Can you look at yourself in the mirror and say: "I have contributed to the sexual assault of a woman?" If you're like me, not only is the answer no, but the very question is offensive. Me, contribute to someone's rape? Never. How dare you! To buttress our responses, we quickly point to other targets. We might blame the victim, pornography, out-of-control men, the media, the courts, or something else--but whatever it is, we make sure that we stay out of harm's way. We know who we are, and we know that it couldn't possibly be us. After all, we're reading a law review article. We're educated. We're working for change. We are open-minded. We are the good guys here ... aren't we?

Through a series of publications over the past decade, led in part by Jon Hanson and his colleagues at Harvard Law School's Project on Law and Mind Sciences, scholars have begun to challenge legal academia to confront a discomforting possibility: we don't know ourselves as well as we think we do. Through a situationist approach to legal analysis, Hanson and his collaborators have challenged us to think not only about the law, but about ourselves as well. (2) In this article, I employ a situationist approach to revisit the laws of rape and sexual assault.

Specifically, I argue that reflecting on our response to rape will help us better understand why, despite over three decades of rape law reform, we have failed to make significant progress on preventing rape before it happens and prosecuting rape after it happens. In short, I argue that we must all take responsibility for our collective failures in prevention and prosecution of rape.

Set exercise 1>
Reproduce word for word the part of the rape law excerpt from "Can you look" up to and including "here ... aren't we?".
Set exercise 2>
According to the rape law excerpt, how long has rape law reform been underway?

Recorded data>
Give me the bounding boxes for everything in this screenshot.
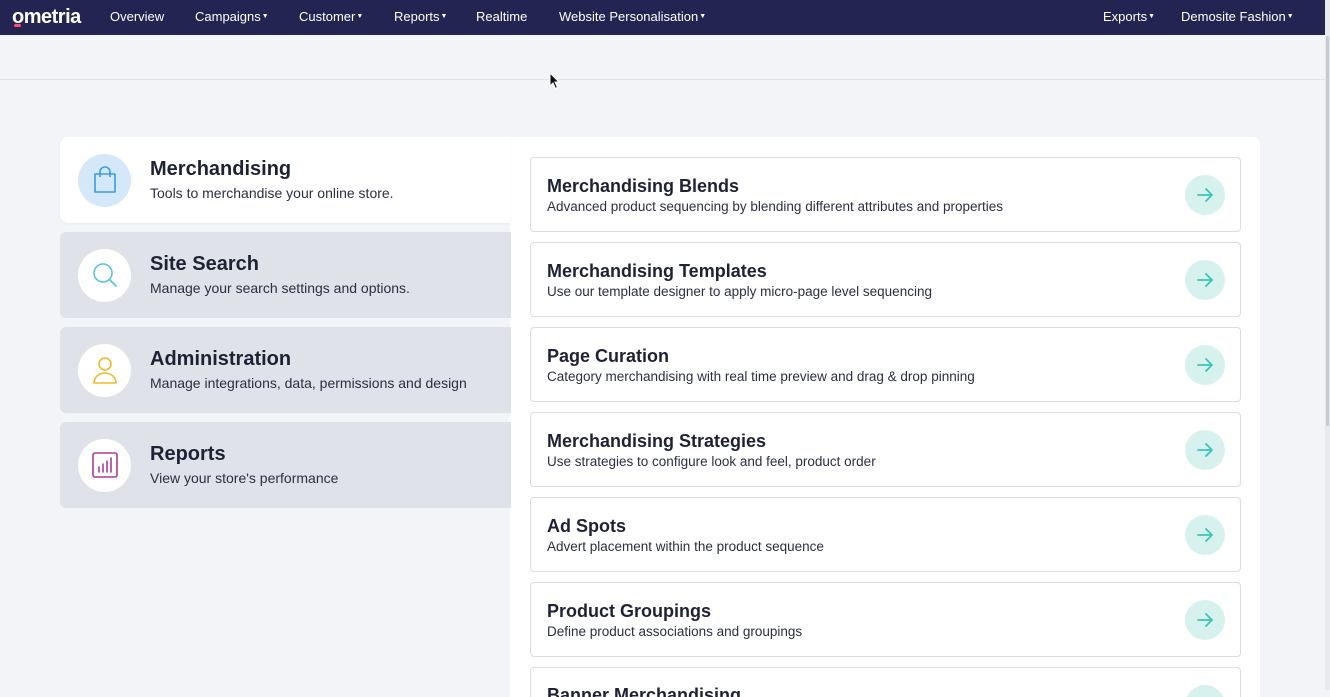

Exercise response 1>
Can you look at yourself in the mirror and say: "I have contributed to the sexual assault of a woman?" If you're like me, not only is the answer no, but the very question is offensive. Me, contribute to someone's rape? Never. How dare you! To buttress our responses, we quickly point to other targets. We might blame the victim, pornography, out-of-control men, the media, the courts, or something else--but whatever it is, we make sure that we stay out of harm's way. We know who we are, and we know that it couldn't possibly be us. After all, we're reading a law review article. We're educated. We're working for change. We are open-minded. We are the good guys here ... aren't we?

Exercise response 2>
Over three decades.